**** Records to use ****
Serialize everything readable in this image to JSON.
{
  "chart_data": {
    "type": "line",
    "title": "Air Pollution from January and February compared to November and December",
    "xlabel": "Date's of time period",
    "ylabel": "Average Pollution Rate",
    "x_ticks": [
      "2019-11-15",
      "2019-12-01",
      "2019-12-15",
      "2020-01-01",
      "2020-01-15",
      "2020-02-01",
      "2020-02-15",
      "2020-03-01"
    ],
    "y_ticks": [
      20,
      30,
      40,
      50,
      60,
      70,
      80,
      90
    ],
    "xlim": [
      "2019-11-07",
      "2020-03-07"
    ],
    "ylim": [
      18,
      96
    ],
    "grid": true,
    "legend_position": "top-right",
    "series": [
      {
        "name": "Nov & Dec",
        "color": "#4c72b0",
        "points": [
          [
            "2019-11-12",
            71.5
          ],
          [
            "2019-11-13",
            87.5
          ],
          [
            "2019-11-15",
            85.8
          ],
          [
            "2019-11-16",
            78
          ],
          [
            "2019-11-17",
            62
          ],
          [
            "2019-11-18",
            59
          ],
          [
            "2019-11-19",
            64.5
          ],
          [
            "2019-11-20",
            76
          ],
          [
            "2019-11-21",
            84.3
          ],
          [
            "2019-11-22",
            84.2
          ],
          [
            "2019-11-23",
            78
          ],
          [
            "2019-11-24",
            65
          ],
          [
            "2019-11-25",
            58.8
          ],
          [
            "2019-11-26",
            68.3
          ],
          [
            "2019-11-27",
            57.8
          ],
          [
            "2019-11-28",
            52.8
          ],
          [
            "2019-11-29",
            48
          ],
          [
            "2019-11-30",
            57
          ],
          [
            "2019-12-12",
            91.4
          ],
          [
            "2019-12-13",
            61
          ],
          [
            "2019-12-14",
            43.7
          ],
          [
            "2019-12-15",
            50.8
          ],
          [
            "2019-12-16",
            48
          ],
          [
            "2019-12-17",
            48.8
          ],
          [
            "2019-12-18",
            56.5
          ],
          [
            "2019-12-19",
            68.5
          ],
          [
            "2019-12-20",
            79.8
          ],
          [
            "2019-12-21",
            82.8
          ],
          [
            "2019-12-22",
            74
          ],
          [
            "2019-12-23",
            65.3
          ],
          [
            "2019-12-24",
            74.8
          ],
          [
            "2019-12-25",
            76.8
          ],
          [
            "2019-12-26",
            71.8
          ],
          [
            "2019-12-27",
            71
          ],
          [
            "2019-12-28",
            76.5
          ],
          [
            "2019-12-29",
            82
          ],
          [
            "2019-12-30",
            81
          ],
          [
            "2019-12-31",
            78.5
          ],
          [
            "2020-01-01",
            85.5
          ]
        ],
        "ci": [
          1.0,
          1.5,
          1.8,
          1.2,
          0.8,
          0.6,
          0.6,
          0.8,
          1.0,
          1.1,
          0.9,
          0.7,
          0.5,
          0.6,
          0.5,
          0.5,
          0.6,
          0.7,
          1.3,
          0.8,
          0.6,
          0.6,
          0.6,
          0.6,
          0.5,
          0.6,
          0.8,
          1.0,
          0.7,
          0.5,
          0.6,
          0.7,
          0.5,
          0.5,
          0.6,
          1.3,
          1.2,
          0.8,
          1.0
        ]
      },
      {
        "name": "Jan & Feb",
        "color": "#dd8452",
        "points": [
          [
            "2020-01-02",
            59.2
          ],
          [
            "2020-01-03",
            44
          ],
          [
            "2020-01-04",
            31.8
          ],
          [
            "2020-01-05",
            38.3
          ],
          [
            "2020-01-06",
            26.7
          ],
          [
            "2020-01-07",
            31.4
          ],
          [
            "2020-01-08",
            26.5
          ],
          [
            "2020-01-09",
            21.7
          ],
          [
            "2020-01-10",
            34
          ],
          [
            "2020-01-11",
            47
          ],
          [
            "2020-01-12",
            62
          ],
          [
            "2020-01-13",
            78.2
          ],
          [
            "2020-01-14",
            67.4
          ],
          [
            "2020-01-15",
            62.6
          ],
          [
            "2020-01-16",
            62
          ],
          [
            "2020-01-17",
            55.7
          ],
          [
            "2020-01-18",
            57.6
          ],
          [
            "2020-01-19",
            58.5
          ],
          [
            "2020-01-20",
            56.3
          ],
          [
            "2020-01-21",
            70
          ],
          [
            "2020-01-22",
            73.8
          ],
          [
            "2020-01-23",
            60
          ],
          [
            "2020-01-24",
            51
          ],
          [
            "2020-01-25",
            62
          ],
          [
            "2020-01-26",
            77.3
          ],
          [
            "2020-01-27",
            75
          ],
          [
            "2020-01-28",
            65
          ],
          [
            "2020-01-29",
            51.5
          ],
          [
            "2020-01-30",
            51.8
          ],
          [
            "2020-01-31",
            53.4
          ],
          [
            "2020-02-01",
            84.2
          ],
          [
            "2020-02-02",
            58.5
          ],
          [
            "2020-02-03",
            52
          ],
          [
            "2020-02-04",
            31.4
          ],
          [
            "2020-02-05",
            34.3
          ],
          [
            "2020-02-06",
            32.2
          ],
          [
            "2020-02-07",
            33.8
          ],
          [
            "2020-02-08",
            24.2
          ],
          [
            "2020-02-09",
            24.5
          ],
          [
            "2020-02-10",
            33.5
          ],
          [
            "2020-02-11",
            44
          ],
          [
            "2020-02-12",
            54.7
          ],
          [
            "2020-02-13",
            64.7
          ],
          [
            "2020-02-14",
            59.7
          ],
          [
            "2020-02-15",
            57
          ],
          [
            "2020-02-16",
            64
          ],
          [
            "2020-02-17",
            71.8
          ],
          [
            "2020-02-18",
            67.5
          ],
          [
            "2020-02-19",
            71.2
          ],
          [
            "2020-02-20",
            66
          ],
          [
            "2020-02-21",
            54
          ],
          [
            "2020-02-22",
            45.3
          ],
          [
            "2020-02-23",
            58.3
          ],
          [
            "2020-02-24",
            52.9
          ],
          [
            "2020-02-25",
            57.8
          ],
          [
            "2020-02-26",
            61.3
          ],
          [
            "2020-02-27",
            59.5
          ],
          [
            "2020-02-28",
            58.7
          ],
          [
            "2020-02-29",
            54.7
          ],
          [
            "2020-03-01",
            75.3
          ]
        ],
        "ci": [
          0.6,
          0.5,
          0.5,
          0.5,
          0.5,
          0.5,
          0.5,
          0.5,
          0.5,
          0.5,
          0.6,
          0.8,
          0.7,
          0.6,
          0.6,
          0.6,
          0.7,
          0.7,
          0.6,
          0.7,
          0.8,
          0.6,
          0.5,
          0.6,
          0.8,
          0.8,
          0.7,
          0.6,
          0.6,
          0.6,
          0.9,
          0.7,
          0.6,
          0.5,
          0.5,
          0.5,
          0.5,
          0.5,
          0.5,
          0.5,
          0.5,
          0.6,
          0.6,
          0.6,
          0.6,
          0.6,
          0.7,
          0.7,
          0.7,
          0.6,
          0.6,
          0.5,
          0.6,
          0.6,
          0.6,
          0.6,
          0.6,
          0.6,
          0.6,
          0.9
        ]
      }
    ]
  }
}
****
## Task goal
Please reproduce all of the entries exactly as they stand.

## Result of this exercise
Serialize everything readable in this image to JSON.
{
  "chart_data": {
    "type": "line",
    "title": "Air Pollution from January and February compared to November and December",
    "xlabel": "Date's of time period",
    "ylabel": "Average Pollution Rate",
    "x_ticks": [
      "2019-11-15",
      "2019-12-01",
      "2019-12-15",
      "2020-01-01",
      "2020-01-15",
      "2020-02-01",
      "2020-02-15",
      "2020-03-01"
    ],
    "y_ticks": [
      20,
      30,
      40,
      50,
      60,
      70,
      80,
      90
    ],
    "xlim": [
      "2019-11-07",
      "2020-03-07"
    ],
    "ylim": [
      18,
      96
    ],
    "grid": true,
    "legend_position": "top-right",
    "series": [
      {
        "name": "Nov & Dec",
        "color": "#4c72b0",
        "points": [
          [
            "2019-11-12",
            71.5
          ],
          [
            "2019-11-13",
            87.5
          ],
          [
            "2019-11-15",
            85.8
          ],
          [
            "2019-11-16",
            78
          ],
          [
            "2019-11-17",
            62
          ],
          [
            "2019-11-18",
            59
          ],
          [
            "2019-11-19",
            64.5
          ],
          [
            "2019-11-20",
            76
          ],
          [
            "2019-11-21",
            84.3
          ],
          [
            "2019-11-22",
            84.2
          ],
          [
            "2019-11-23",
            78
          ],
          [
            "2019-11-24",
            65
          ],
          [
            "2019-11-25",
            58.8
          ],
          [
            "2019-11-26",
            68.3
          ],
          [
            "2019-11-27",
            57.8
          ],
          [
            "2019-11-28",
            52.8
          ],
          [
            "2019-11-29",
            48
          ],
          [
            "2019-11-30",
            57
          ],
          [
            "2019-12-12",
            91.4
          ],
          [
            "2019-12-13",
            61
          ],
          [
            "2019-12-14",
            43.7
          ],
          [
            "2019-12-15",
            50.8
          ],
          [
            "2019-12-16",
            48
          ],
          [
            "2019-12-17",
            48.8
          ],
          [
            "2019-12-18",
            56.5
          ],
          [
            "2019-12-19",
            68.5
          ],
          [
            "2019-12-20",
            79.8
          ],
          [
            "2019-12-21",
            82.8
          ],
          [
            "2019-12-22",
            74
          ],
          [
            "2019-12-23",
            65.3
          ],
          [
            "2019-12-24",
            74.8
          ],
          [
            "2019-12-25",
            76.8
          ],
          [
            "2019-12-26",
            71.8
          ],
          [
            "2019-12-27",
            71
          ],
          [
            "2019-12-28",
            76.5
          ],
          [
            "2019-12-29",
            82
          ],
          [
            "2019-12-30",
            81
          ],
          [
            "2019-12-31",
            78.5
          ],
          [
            "2020-01-01",
            85.5
          ]
        ],
        "ci": [
          1.0,
          1.5,
          1.8,
          1.2,
          0.8,
          0.6,
          0.6,
          0.8,
          1.0,
          1.1,
          0.9,
          0.7,
          0.5,
          0.6,
          0.5,
          0.5,
          0.6,
          0.7,
          1.3,
          0.8,
          0.6,
          0.6,
          0.6,
          0.6,
          0.5,
          0.6,
          0.8,
          1.0,
          0.7,
          0.5,
          0.6,
          0.7,
          0.5,
          0.5,
          0.6,
          1.3,
          1.2,
          0.8,
          1.0
        ]
      },
      {
        "name": "Jan & Feb",
        "color": "#dd8452",
        "points": [
          [
            "2020-01-02",
            59.2
          ],
          [
            "2020-01-03",
            44
          ],
          [
            "2020-01-04",
            31.8
          ],
          [
            "2020-01-05",
            38.3
          ],
          [
            "2020-01-06",
            26.7
          ],
          [
            "2020-01-07",
            31.4
          ],
          [
            "2020-01-08",
            26.5
          ],
          [
            "2020-01-09",
            21.7
          ],
          [
            "2020-01-10",
            34
          ],
          [
            "2020-01-11",
            47
          ],
          [
            "2020-01-12",
            62
          ],
          [
            "2020-01-13",
            78.2
          ],
          [
            "2020-01-14",
            67.4
          ],
          [
            "2020-01-15",
            62.6
          ],
          [
            "2020-01-16",
            62
          ],
          [
            "2020-01-17",
            55.7
          ],
          [
            "2020-01-18",
            57.6
          ],
          [
            "2020-01-19",
            58.5
          ],
          [
            "2020-01-20",
            56.3
          ],
          [
            "2020-01-21",
            70
          ],
          [
            "2020-01-22",
            73.8
          ],
          [
            "2020-01-23",
            60
          ],
          [
            "2020-01-24",
            51
          ],
          [
            "2020-01-25",
            62
          ],
          [
            "2020-01-26",
            77.3
          ],
          [
            "2020-01-27",
            75
          ],
          [
            "2020-01-28",
            65
          ],
          [
            "2020-01-29",
            51.5
          ],
          [
            "2020-01-30",
            51.8
          ],
          [
            "2020-01-31",
            53.4
          ],
          [
            "2020-02-01",
            84.2
          ],
          [
            "2020-02-02",
            58.5
          ],
          [
            "2020-02-03",
            52
          ],
          [
            "2020-02-04",
            31.4
          ],
          [
            "2020-02-05",
            34.3
          ],
          [
            "2020-02-06",
            32.2
          ],
          [
            "2020-02-07",
            33.8
          ],
          [
            "2020-02-08",
            24.2
          ],
          [
            "2020-02-09",
            24.5
          ],
          [
            "2020-02-10",
            33.5
          ],
          [
            "2020-02-11",
            44
          ],
          [
            "2020-02-12",
            54.7
          ],
          [
            "2020-02-13",
            64.7
          ],
          [
            "2020-02-14",
            59.7
          ],
          [
            "2020-02-15",
            57
          ],
          [
            "2020-02-16",
            64
          ],
          [
            "2020-02-17",
            71.8
          ],
          [
            "2020-02-18",
            67.5
          ],
          [
            "2020-02-19",
            71.2
          ],
          [
            "2020-02-20",
            66
          ],
          [
            "2020-02-21",
            54
          ],
          [
            "2020-02-22",
            45.3
          ],
          [
            "2020-02-23",
            58.3
          ],
          [
            "2020-02-24",
            52.9
          ],
          [
            "2020-02-25",
            57.8
          ],
          [
            "2020-02-26",
            61.3
          ],
          [
            "2020-02-27",
            59.5
          ],
          [
            "2020-02-28",
            58.7
          ],
          [
            "2020-02-29",
            54.7
          ],
          [
            "2020-03-01",
            75.3
          ]
        ],
        "ci": [
          0.6,
          0.5,
          0.5,
          0.5,
          0.5,
          0.5,
          0.5,
          0.5,
          0.5,
          0.5,
          0.6,
          0.8,
          0.7,
          0.6,
          0.6,
          0.6,
          0.7,
          0.7,
          0.6,
          0.7,
          0.8,
          0.6,
          0.5,
          0.6,
          0.8,
          0.8,
          0.7,
          0.6,
          0.6,
          0.6,
          0.9,
          0.7,
          0.6,
          0.5,
          0.5,
          0.5,
          0.5,
          0.5,
          0.5,
          0.5,
          0.5,
          0.6,
          0.6,
          0.6,
          0.6,
          0.6,
          0.7,
          0.7,
          0.7,
          0.6,
          0.6,
          0.5,
          0.6,
          0.6,
          0.6,
          0.6,
          0.6,
          0.6,
          0.6,
          0.9
        ]
      }
    ]
  }
}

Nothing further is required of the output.